• **GIVEN RECORDS**:
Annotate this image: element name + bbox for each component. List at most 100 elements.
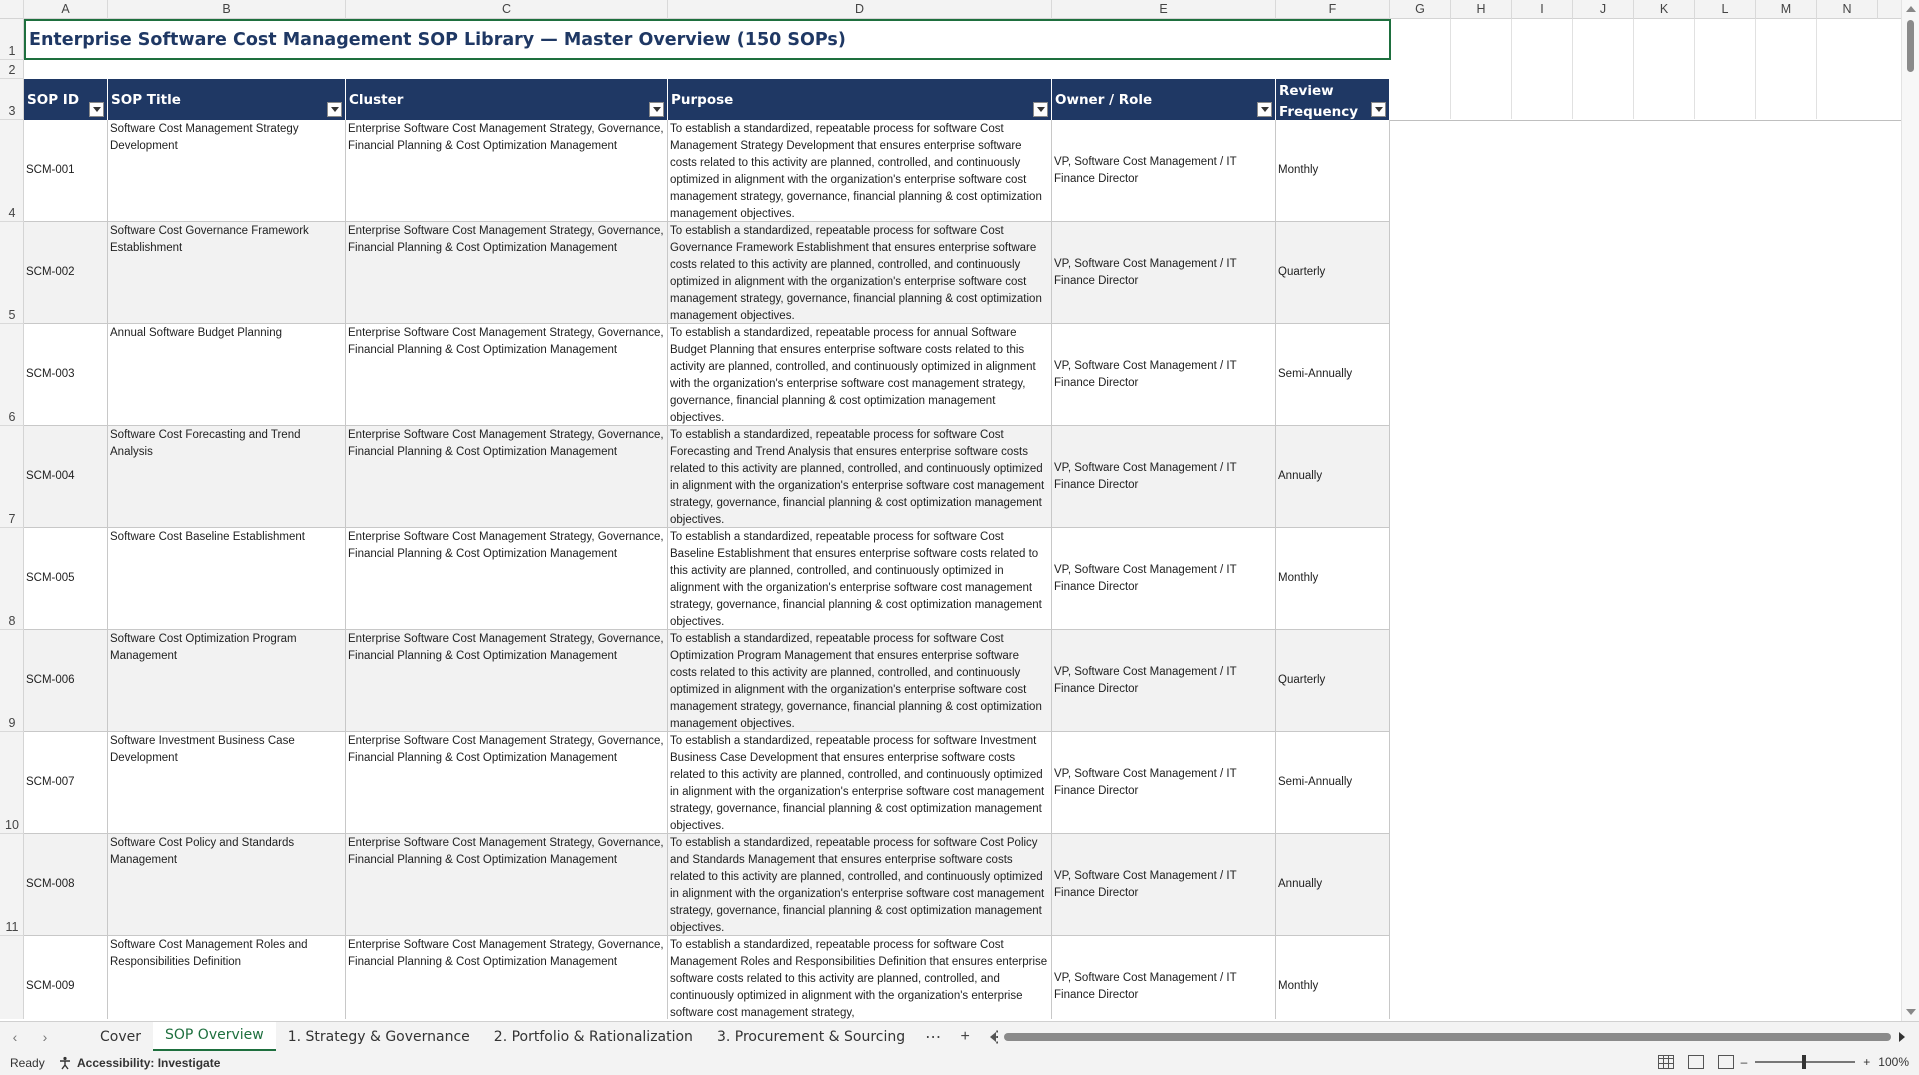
page-layout-view-icon[interactable]: [1688, 1055, 1704, 1069]
cell-owner-role[interactable]: VP, Software Cost Management / IT Financ…: [1052, 834, 1276, 935]
tab-procurement-sourcing[interactable]: 3. Procurement & Sourcing: [705, 1022, 917, 1052]
cell-cluster[interactable]: Enterprise Software Cost Management Stra…: [346, 732, 668, 833]
cell-sop-id[interactable]: SCM-001: [24, 120, 108, 221]
cell-review-frequency[interactable]: Semi-Annually: [1276, 324, 1390, 425]
header-sop-title[interactable]: SOP Title: [108, 79, 346, 120]
cell-sop-title[interactable]: Software Cost Baseline Establishment: [108, 528, 346, 629]
tab-sop-overview[interactable]: SOP Overview: [153, 1021, 276, 1052]
filter-dropdown-button[interactable]: [649, 102, 664, 117]
tab-cover[interactable]: Cover: [88, 1022, 153, 1052]
cell-cluster[interactable]: Enterprise Software Cost Management Stra…: [346, 426, 668, 527]
cell-purpose[interactable]: To establish a standardized, repeatable …: [668, 222, 1052, 323]
row-header-4[interactable]: 4: [0, 120, 24, 222]
cell-owner-role[interactable]: VP, Software Cost Management / IT Financ…: [1052, 120, 1276, 221]
add-sheet-icon[interactable]: +: [949, 1028, 981, 1046]
cell-sop-title[interactable]: Software Cost Forecasting and Trend Anal…: [108, 426, 346, 527]
scroll-down-icon[interactable]: [1906, 1009, 1916, 1015]
cell-purpose[interactable]: To establish a standardized, repeatable …: [668, 426, 1052, 527]
table-row[interactable]: SCM-009 Software Cost Management Roles an…: [24, 936, 1390, 1019]
header-sop-id[interactable]: SOP ID: [24, 79, 108, 120]
sheet-title-cell[interactable]: Enterprise Software Cost Management SOP …: [24, 19, 1391, 60]
table-row[interactable]: SCM-004 Software Cost Forecasting and Tre…: [24, 426, 1390, 528]
cell-cluster[interactable]: Enterprise Software Cost Management Stra…: [346, 630, 668, 731]
cell-cluster[interactable]: Enterprise Software Cost Management Stra…: [346, 528, 668, 629]
cell-purpose[interactable]: To establish a standardized, repeatable …: [668, 528, 1052, 629]
cell-purpose[interactable]: To establish a standardized, repeatable …: [668, 936, 1052, 1019]
cell-review-frequency[interactable]: Annually: [1276, 834, 1390, 935]
zoom-slider-knob[interactable]: [1802, 1055, 1807, 1069]
filter-dropdown-button[interactable]: [89, 102, 104, 117]
column-header-l[interactable]: L: [1695, 0, 1756, 19]
cell-review-frequency[interactable]: Monthly: [1276, 936, 1390, 1019]
table-row[interactable]: SCM-001 Software Cost Management Strategy…: [24, 120, 1390, 222]
more-sheets-icon[interactable]: ⋯: [917, 1027, 949, 1047]
cell-owner-role[interactable]: VP, Software Cost Management / IT Financ…: [1052, 324, 1276, 425]
cell-sop-title[interactable]: Software Cost Optimization Program Manag…: [108, 630, 346, 731]
scroll-thumb[interactable]: [1907, 20, 1914, 72]
cell-sop-id[interactable]: SCM-009: [24, 936, 108, 1019]
row-header-5[interactable]: 5: [0, 222, 24, 324]
cell-cluster[interactable]: Enterprise Software Cost Management Stra…: [346, 324, 668, 425]
zoom-out-icon[interactable]: –: [1741, 1055, 1748, 1069]
cell-owner-role[interactable]: VP, Software Cost Management / IT Financ…: [1052, 222, 1276, 323]
cell-sop-id[interactable]: SCM-007: [24, 732, 108, 833]
column-header-a[interactable]: A: [24, 0, 108, 19]
cell-sop-title[interactable]: Software Cost Governance Framework Estab…: [108, 222, 346, 323]
column-header-j[interactable]: J: [1573, 0, 1634, 19]
cell-sop-id[interactable]: SCM-008: [24, 834, 108, 935]
cell-purpose[interactable]: To establish a standardized, repeatable …: [668, 324, 1052, 425]
column-header-h[interactable]: H: [1451, 0, 1512, 19]
cell-review-frequency[interactable]: Quarterly: [1276, 222, 1390, 323]
row-header-2[interactable]: 2: [0, 60, 24, 79]
header-owner-role[interactable]: Owner / Role: [1052, 79, 1276, 120]
column-header-k[interactable]: K: [1634, 0, 1695, 19]
row-header-11[interactable]: 11: [0, 834, 24, 936]
cell-review-frequency[interactable]: Monthly: [1276, 528, 1390, 629]
header-purpose[interactable]: Purpose: [668, 79, 1052, 120]
spreadsheet-grid[interactable]: Enterprise Software Cost Management SOP …: [24, 19, 1901, 1019]
column-header-i[interactable]: I: [1512, 0, 1573, 19]
row-header-10[interactable]: 10: [0, 732, 24, 834]
row-header-8[interactable]: 8: [0, 528, 24, 630]
cell-sop-title[interactable]: Software Cost Management Strategy Develo…: [108, 120, 346, 221]
filter-dropdown-button[interactable]: [327, 102, 342, 117]
header-review-frequency[interactable]: Review Frequency: [1276, 79, 1390, 120]
scroll-left-icon[interactable]: [990, 1032, 996, 1042]
cell-purpose[interactable]: To establish a standardized, repeatable …: [668, 630, 1052, 731]
select-all-corner[interactable]: [0, 0, 24, 19]
cell-cluster[interactable]: Enterprise Software Cost Management Stra…: [346, 222, 668, 323]
column-header-m[interactable]: M: [1756, 0, 1817, 19]
horizontal-scrollbar[interactable]: [990, 1031, 1905, 1043]
cell-sop-title[interactable]: Software Cost Management Roles and Respo…: [108, 936, 346, 1019]
header-cluster[interactable]: Cluster: [346, 79, 668, 120]
row-header-7[interactable]: 7: [0, 426, 24, 528]
table-row[interactable]: SCM-008 Software Cost Policy and Standard…: [24, 834, 1390, 936]
cell-sop-id[interactable]: SCM-005: [24, 528, 108, 629]
cell-cluster[interactable]: Enterprise Software Cost Management Stra…: [346, 834, 668, 935]
row-header-9[interactable]: 9: [0, 630, 24, 732]
zoom-in-icon[interactable]: +: [1863, 1055, 1870, 1069]
cell-review-frequency[interactable]: Quarterly: [1276, 630, 1390, 731]
next-sheet-icon[interactable]: ›: [30, 1029, 60, 1045]
normal-view-icon[interactable]: [1658, 1055, 1674, 1069]
row-header-3[interactable]: 3: [0, 79, 24, 120]
cell-review-frequency[interactable]: Annually: [1276, 426, 1390, 527]
scroll-up-icon[interactable]: [1906, 6, 1916, 12]
column-header-c[interactable]: C: [346, 0, 668, 19]
zoom-slider[interactable]: [1755, 1055, 1856, 1069]
column-header-b[interactable]: B: [108, 0, 346, 19]
tab-strategy-governance[interactable]: 1. Strategy & Governance: [276, 1022, 482, 1052]
table-row[interactable]: SCM-003 Annual Software Budget Planning En…: [24, 324, 1390, 426]
table-row[interactable]: SCM-007 Software Investment Business Case…: [24, 732, 1390, 834]
cell-sop-title[interactable]: Annual Software Budget Planning: [108, 324, 346, 425]
cell-purpose[interactable]: To establish a standardized, repeatable …: [668, 120, 1052, 221]
cell-owner-role[interactable]: VP, Software Cost Management / IT Financ…: [1052, 732, 1276, 833]
cell-owner-role[interactable]: VP, Software Cost Management / IT Financ…: [1052, 426, 1276, 527]
cell-cluster[interactable]: Enterprise Software Cost Management Stra…: [346, 120, 668, 221]
filter-dropdown-button[interactable]: [1257, 102, 1272, 117]
column-header-d[interactable]: D: [668, 0, 1052, 19]
column-header-g[interactable]: G: [1390, 0, 1451, 19]
cell-review-frequency[interactable]: Monthly: [1276, 120, 1390, 221]
column-header-e[interactable]: E: [1052, 0, 1276, 19]
table-row[interactable]: SCM-006 Software Cost Optimization Progra…: [24, 630, 1390, 732]
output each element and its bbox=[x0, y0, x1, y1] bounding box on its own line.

• **INSTRUCTION**: Reproduce verbatim the item lines beginning with the one containing "page-layout-view-icon[interactable]: [1688, 1055, 1704, 1069]" and ending with the one containing "sheet-title-cell[interactable]: Enterprise Software", including both of those lines.

• **THE ANSWER**:
page-layout-view-icon[interactable]: [1688, 1055, 1704, 1069]
cell-owner-role[interactable]: VP, Software Cost Management / IT Financ…: [1052, 834, 1276, 935]
tab-procurement-sourcing[interactable]: 3. Procurement & Sourcing: [705, 1022, 917, 1052]
cell-cluster[interactable]: Enterprise Software Cost Management Stra…: [346, 732, 668, 833]
cell-sop-id[interactable]: SCM-001: [24, 120, 108, 221]
cell-review-frequency[interactable]: Semi-Annually: [1276, 324, 1390, 425]
header-sop-title[interactable]: SOP Title: [108, 79, 346, 120]
cell-sop-title[interactable]: Software Cost Baseline Establishment: [108, 528, 346, 629]
tab-sop-overview[interactable]: SOP Overview: [153, 1021, 276, 1052]
filter-dropdown-button[interactable]: [649, 102, 664, 117]
tab-cover[interactable]: Cover: [88, 1022, 153, 1052]
cell-cluster[interactable]: Enterprise Software Cost Management Stra…: [346, 426, 668, 527]
cell-purpose[interactable]: To establish a standardized, repeatable …: [668, 222, 1052, 323]
row-header-4[interactable]: 4: [0, 120, 24, 222]
cell-owner-role[interactable]: VP, Software Cost Management / IT Financ…: [1052, 120, 1276, 221]
add-sheet-icon[interactable]: +: [949, 1028, 981, 1046]
cell-sop-title[interactable]: Software Cost Forecasting and Trend Anal…: [108, 426, 346, 527]
scroll-down-icon[interactable]: [1906, 1009, 1916, 1015]
cell-purpose[interactable]: To establish a standardized, repeatable …: [668, 426, 1052, 527]
table-row[interactable]: SCM-009 Software Cost Management Roles an…: [24, 936, 1390, 1019]
header-sop-id[interactable]: SOP ID: [24, 79, 108, 120]
sheet-title-cell[interactable]: Enterprise Software Cost Management SOP …: [24, 19, 1391, 60]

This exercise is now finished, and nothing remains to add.